In many cases we wouldn't even hear witnesses, just interrogate the accused. With most crimes you prove through witnesses and physical means that somebody has committed it. But because magic is supposed to be invisible, you cannot actually employ those rules. That's when the really abusive treatment of suspects comes in. Simply to force people to confess. They're doing what Heinrich Kramer wanted them to do, which is to say witchcraft is so bad, it's so terrifying we will just ignore the rules.

Even for the strange and magical crime of witchcraft. Trials take place in an established court overseen by an all powerful judge. Presiding over the witch trials in Trier is the wealthy, ruthless and unforgiving Dietrich Flada. Dietrich Flada is probably the most important citizen of the city of Trier in the early 1580s.

He's been building his career there for decades. He served as various city officials. He is very much the Prince elector's hitman. He takes on the city on behalf of the archbishop and he beats it down to increase the archbishop's power over the city. He was also a money lender to the city, but also to the peasants in the rural area and to citizens in Trier. He didn't treat the people who owed him money very well. Vlado was, for a time, the main judge at the city of in this function.

He absolutely believed in the concept of witchcraft himself. He was present at the questioning, at the torture. He looked for better measures to bring witches to confession. The judges were, at least in Germany, mostly later. Most of them had never been to university. Most of them had never studied law. Flada was an exception. He had studied law. He had a doctorate. So Flada could have been more critical of the witch trials.

So few trial records survived. The remaining records tell us that a number of trials happened in the villages, but we know fairly little about them. Among the victims of the witch hunts at Trier was Margaretha Braun. She was a poor washing woman. She was called a witch in public, on the marketplace for everybody to hear. If you do that, you are very, very certain that the person that you call a witch cannot defend herself. After she was arrested, she was tortured seven times, very, very harshly. But they could not gain any confession out of her. And this is when Flade steps in to put more pressure on her.

Torture is often used as a tool of terror. It becomes extremely effective because what you're doing is you're instilling terror in the entire community and the entire families in villages in wider society. And by doing that, you create this sense of, I have to tell on others. Also, when there are grudges against people, that they will create stories or create evidence that actually implicates people, even when they haven't actually done anything. But the purpose is to instill fear.

Flada subjects Margarita Braun to merciless rounds of brutal and intense torture. She searches for a confession to end the agony. She admits to committing a venial sin, which is eating meat in a broth, which is all she can afford on a fast day. Of course, it's not directly connected to witchcraft. There's nothing magical about that brothel. It is about the witches being bad persons. They might break the fast by eating a meat based type of food on a fast day.

Margarethe Brown is the first case where we do have trial records, but only fragments, so we do not know if she was executed, but I think she was because Flade tried very hard to bring her to confession. Accusations and trials continue to spread ferociously across Trier. Hundreds are interrogated, confessions grow wilder and a terrifying conspiracy emerges.

**WHAT YOU HAVE TO DO:** Carry on the account of the Trier witch trials, picking up after its last sentence.

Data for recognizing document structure
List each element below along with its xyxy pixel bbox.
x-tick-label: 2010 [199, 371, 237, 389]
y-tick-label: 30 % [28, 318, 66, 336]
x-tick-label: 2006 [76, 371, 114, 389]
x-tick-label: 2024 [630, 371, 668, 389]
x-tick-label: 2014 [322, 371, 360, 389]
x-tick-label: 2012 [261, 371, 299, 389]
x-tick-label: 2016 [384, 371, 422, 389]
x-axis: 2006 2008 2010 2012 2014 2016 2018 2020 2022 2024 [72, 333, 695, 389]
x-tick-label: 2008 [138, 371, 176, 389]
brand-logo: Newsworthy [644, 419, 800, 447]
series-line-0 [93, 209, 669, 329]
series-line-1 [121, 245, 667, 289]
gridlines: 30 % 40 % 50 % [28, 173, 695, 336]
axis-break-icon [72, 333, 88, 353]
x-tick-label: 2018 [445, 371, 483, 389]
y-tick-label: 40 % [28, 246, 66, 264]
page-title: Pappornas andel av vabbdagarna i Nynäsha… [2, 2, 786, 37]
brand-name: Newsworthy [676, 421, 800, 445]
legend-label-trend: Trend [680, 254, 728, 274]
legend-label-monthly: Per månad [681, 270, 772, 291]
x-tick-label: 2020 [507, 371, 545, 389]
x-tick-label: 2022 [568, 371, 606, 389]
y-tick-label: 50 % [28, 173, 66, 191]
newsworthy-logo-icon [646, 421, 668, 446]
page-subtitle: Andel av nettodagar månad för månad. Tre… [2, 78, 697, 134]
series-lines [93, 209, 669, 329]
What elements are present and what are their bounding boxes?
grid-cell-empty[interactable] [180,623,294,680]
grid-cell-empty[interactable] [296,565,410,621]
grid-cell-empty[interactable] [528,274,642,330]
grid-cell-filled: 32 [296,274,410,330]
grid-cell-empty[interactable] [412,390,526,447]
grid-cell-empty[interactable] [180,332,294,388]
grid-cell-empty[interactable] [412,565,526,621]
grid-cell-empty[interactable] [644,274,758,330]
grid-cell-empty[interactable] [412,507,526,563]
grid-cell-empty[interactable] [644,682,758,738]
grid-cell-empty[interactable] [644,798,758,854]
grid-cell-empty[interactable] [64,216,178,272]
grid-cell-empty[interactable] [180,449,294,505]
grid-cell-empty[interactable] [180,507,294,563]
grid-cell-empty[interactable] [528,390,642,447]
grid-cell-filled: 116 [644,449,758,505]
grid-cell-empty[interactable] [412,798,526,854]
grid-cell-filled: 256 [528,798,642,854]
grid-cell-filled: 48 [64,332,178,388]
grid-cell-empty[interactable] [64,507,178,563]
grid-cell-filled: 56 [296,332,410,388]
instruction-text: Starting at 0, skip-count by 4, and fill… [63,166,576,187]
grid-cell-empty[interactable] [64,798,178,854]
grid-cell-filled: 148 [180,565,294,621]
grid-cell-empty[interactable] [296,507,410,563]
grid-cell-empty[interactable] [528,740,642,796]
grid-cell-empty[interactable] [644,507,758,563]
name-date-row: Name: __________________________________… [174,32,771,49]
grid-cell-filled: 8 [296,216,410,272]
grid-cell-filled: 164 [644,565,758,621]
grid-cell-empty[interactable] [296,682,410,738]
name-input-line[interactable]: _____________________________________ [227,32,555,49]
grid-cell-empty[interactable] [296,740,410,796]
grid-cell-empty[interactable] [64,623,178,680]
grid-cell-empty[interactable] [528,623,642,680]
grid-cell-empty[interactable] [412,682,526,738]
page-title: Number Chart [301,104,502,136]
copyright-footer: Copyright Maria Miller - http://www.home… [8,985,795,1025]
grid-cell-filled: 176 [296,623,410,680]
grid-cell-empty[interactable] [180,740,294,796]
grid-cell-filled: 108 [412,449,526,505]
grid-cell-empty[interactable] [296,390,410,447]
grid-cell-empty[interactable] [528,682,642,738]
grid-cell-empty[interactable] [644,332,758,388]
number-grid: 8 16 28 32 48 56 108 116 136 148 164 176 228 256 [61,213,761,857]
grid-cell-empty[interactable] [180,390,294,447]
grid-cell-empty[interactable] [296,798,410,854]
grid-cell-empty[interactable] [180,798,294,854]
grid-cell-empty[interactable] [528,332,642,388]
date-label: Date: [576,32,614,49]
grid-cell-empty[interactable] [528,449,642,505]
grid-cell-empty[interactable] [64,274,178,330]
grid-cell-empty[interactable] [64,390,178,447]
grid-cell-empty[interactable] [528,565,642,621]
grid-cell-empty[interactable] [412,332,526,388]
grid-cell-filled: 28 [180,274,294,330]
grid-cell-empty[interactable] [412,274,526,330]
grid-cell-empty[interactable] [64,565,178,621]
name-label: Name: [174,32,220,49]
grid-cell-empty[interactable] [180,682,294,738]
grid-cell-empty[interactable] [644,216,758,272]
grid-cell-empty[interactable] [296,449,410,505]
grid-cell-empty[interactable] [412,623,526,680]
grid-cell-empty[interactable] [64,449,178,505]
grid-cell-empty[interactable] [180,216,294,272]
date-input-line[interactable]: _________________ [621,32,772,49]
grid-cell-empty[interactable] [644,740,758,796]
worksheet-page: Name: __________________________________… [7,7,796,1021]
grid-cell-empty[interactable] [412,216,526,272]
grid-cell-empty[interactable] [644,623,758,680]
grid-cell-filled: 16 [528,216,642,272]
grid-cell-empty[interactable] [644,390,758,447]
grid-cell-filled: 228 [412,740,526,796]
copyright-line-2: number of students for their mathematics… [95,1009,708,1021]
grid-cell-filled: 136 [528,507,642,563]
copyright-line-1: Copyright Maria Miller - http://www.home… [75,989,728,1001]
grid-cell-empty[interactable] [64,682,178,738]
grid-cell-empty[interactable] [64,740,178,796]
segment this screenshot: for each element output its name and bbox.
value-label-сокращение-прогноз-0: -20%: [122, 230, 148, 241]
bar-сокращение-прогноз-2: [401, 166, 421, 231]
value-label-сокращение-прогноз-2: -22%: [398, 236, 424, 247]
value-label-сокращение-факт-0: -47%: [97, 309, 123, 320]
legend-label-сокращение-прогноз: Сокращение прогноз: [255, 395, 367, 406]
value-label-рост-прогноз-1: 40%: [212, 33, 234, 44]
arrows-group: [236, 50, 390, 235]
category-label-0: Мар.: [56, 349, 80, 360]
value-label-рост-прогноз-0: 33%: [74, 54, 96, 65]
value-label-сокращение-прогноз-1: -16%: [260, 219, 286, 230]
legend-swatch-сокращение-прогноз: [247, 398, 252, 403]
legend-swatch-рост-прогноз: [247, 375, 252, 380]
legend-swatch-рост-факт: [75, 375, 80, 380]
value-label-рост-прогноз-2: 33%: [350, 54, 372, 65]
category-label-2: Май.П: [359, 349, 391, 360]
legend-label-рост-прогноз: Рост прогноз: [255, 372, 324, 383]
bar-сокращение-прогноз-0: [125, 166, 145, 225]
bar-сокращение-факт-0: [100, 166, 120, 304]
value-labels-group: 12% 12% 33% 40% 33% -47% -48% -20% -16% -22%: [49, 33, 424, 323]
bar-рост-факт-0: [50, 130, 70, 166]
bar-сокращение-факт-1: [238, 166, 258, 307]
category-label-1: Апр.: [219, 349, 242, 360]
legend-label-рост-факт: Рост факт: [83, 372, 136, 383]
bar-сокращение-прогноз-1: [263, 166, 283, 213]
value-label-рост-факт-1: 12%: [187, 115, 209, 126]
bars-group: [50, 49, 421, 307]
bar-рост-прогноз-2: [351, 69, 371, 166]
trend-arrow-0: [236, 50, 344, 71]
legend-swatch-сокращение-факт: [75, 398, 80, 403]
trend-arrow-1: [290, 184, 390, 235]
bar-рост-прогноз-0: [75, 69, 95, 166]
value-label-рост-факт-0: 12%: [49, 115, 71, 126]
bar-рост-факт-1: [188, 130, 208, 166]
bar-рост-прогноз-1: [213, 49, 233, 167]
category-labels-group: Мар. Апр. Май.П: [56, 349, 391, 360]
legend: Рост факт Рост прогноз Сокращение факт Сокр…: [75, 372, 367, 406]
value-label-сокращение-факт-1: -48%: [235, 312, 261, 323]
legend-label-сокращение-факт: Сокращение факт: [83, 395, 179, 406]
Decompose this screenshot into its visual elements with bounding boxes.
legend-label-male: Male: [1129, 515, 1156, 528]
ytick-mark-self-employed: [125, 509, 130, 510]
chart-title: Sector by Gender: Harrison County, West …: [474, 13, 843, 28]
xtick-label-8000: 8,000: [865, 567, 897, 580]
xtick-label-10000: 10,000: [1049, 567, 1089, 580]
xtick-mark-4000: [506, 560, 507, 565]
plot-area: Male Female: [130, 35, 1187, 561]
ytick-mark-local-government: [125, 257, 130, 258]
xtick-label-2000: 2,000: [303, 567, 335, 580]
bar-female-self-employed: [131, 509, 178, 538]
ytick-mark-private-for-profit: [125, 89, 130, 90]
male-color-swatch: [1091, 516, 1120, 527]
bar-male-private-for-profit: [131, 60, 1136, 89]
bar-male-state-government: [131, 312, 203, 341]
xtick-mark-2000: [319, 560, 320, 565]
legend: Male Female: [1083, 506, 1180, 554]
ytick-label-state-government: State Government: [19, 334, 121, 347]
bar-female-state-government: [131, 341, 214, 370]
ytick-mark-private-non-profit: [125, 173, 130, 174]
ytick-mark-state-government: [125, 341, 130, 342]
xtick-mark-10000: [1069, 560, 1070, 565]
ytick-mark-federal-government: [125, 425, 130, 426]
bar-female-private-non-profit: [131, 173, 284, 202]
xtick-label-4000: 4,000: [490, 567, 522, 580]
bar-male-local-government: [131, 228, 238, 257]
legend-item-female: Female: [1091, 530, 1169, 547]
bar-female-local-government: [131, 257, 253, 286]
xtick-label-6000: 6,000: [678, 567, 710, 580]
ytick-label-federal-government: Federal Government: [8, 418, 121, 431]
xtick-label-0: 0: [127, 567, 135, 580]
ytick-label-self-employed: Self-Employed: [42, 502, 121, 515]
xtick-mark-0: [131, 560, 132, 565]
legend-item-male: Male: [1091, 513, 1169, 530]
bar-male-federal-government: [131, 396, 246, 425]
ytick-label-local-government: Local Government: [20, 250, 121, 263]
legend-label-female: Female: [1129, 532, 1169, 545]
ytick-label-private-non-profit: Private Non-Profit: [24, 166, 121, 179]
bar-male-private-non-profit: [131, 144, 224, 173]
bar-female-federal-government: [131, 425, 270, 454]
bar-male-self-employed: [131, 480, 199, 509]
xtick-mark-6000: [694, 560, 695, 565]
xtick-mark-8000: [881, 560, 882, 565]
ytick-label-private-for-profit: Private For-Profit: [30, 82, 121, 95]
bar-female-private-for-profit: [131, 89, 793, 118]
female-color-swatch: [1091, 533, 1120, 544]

**RESULT:**
Unfortunately, in many cases in Germany, it's assumed that witches can't do the damage they do without there being a whole bunch of them. And so it's quite regular for people under torture once they've confessed to being a devil worshipping witch themselves, to name other people with whom they traveled to the witch's Sabbath. They believe that witches are gathering in large numbers. They have to try and explain how witches could get to these Sabbaths in large numbers at night, because they happen at night.

So that's where the belief in magical flying comes in. So they're flying to the Sabbaths, they're worshiping the devil, not God. They're kissing the devil on the backside. Importantly, they're plotting their acts of harm against the communities around them. Sacrificing children, eating babies, the seduction by the devil, the sexual intercourse with the devil, the evil deeds they did at the witcher Sabbath.

This is all of your worst fantasy nightmare of what heresy, a witch as heresy might be, because it suggests there's a big group of witches out there. And what that encourages the courts to do is they say, who else did you see at the witches Sabbath? If you're torturing someone and asking them those sorts of leading questions, what happens is that the suspects begin denouncing other people.

Increasingly, accused witches are claiming to have seen prominent members of the city council at witches Sabbaths. They rely on children's testimony. And the idea is that these boys have been taken to the witch's Sabbath and they're used as a way into this hidden world. And it's their denunciations that help speed up the trial processes.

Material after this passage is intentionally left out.